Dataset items
==================================================

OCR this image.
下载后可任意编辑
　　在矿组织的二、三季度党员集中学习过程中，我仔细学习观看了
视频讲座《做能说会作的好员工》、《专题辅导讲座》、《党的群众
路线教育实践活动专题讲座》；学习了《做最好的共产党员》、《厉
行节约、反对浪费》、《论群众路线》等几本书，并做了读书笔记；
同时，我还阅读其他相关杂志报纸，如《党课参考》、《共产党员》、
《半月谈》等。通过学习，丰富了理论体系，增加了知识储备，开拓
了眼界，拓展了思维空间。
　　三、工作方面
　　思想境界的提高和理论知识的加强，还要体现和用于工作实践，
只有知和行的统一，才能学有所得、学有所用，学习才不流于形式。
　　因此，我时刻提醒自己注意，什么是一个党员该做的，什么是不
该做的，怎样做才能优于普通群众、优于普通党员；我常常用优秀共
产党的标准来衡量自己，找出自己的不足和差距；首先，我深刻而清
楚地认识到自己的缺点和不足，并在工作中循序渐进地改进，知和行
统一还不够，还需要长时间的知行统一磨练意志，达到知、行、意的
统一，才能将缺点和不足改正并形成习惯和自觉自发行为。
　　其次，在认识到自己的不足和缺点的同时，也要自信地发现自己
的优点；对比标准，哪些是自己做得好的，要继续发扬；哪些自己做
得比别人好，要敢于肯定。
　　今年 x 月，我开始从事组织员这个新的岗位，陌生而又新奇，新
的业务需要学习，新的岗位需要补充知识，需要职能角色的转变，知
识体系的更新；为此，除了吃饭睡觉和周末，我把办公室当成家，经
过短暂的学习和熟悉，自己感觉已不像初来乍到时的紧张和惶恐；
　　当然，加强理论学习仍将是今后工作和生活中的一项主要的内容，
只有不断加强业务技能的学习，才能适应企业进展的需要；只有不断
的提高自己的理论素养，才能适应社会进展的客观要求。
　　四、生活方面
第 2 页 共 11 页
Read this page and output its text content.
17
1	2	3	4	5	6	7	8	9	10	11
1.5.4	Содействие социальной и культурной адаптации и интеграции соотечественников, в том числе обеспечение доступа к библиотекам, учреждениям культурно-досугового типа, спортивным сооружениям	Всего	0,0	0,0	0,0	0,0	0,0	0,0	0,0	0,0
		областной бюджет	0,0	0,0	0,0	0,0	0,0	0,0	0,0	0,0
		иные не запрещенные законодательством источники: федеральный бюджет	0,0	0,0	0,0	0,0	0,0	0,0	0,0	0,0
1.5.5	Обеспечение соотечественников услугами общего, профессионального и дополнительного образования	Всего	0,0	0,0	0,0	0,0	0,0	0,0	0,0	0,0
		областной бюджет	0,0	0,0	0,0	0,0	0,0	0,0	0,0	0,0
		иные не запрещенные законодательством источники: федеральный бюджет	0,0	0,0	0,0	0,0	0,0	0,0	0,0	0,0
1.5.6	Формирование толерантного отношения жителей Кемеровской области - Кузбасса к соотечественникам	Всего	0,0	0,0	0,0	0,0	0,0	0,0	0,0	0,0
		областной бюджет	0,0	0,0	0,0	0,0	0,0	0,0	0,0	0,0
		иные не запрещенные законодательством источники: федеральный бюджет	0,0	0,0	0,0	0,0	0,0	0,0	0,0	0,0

==================================================

**Task to complete:** Repeat all of the records above exactly as they appear.

**Output below:**
OCR this image.
下载后可任意编辑
　　在矿组织的二、三季度党员集中学习过程中，我仔细学习观看了
视频讲座《做能说会作的好员工》、《专题辅导讲座》、《党的群众
路线教育实践活动专题讲座》；学习了《做最好的共产党员》、《厉
行节约、反对浪费》、《论群众路线》等几本书，并做了读书笔记；
同时，我还阅读其他相关杂志报纸，如《党课参考》、《共产党员》、
《半月谈》等。通过学习，丰富了理论体系，增加了知识储备，开拓
了眼界，拓展了思维空间。
　　三、工作方面
　　思想境界的提高和理论知识的加强，还要体现和用于工作实践，
只有知和行的统一，才能学有所得、学有所用，学习才不流于形式。
　　因此，我时刻提醒自己注意，什么是一个党员该做的，什么是不
该做的，怎样做才能优于普通群众、优于普通党员；我常常用优秀共
产党的标准来衡量自己，找出自己的不足和差距；首先，我深刻而清
楚地认识到自己的缺点和不足，并在工作中循序渐进地改进，知和行
统一还不够，还需要长时间的知行统一磨练意志，达到知、行、意的
统一，才能将缺点和不足改正并形成习惯和自觉自发行为。
　　其次，在认识到自己的不足和缺点的同时，也要自信地发现自己
的优点；对比标准，哪些是自己做得好的，要继续发扬；哪些自己做
得比别人好，要敢于肯定。
　　今年 x 月，我开始从事组织员这个新的岗位，陌生而又新奇，新
的业务需要学习，新的岗位需要补充知识，需要职能角色的转变，知
识体系的更新；为此，除了吃饭睡觉和周末，我把办公室当成家，经
过短暂的学习和熟悉，自己感觉已不像初来乍到时的紧张和惶恐；
　　当然，加强理论学习仍将是今后工作和生活中的一项主要的内容，
只有不断加强业务技能的学习，才能适应企业进展的需要；只有不断
的提高自己的理论素养，才能适应社会进展的客观要求。
　　四、生活方面
第 2 页 共 11 页
Read this page and output its text content.
17
1	2	3	4	5	6	7	8	9	10	11
1.5.4	Содействие социальной и культурной адаптации и интеграции соотечественников, в том числе обеспечение доступа к библиотекам, учреждениям культурно-досугового типа, спортивным сооружениям	Всего	0,0	0,0	0,0	0,0	0,0	0,0	0,0	0,0
		областной бюджет	0,0	0,0	0,0	0,0	0,0	0,0	0,0	0,0
		иные не запрещенные законодательством источники: федеральный бюджет	0,0	0,0	0,0	0,0	0,0	0,0	0,0	0,0
1.5.5	Обеспечение соотечественников услугами общего, профессионального и дополнительного образования	Всего	0,0	0,0	0,0	0,0	0,0	0,0	0,0	0,0
		областной бюджет	0,0	0,0	0,0	0,0	0,0	0,0	0,0	0,0
		иные не запрещенные законодательством источники: федеральный бюджет	0,0	0,0	0,0	0,0	0,0	0,0	0,0	0,0
1.5.6	Формирование толерантного отношения жителей Кемеровской области - Кузбасса к соотечественникам	Всего	0,0	0,0	0,0	0,0	0,0	0,0	0,0	0,0
		областной бюджет	0,0	0,0	0,0	0,0	0,0	0,0	0,0	0,0
		иные не запрещенные законодательством источники: федеральный бюджет	0,0	0,0	0,0	0,0	0,0	0,0	0,0	0,0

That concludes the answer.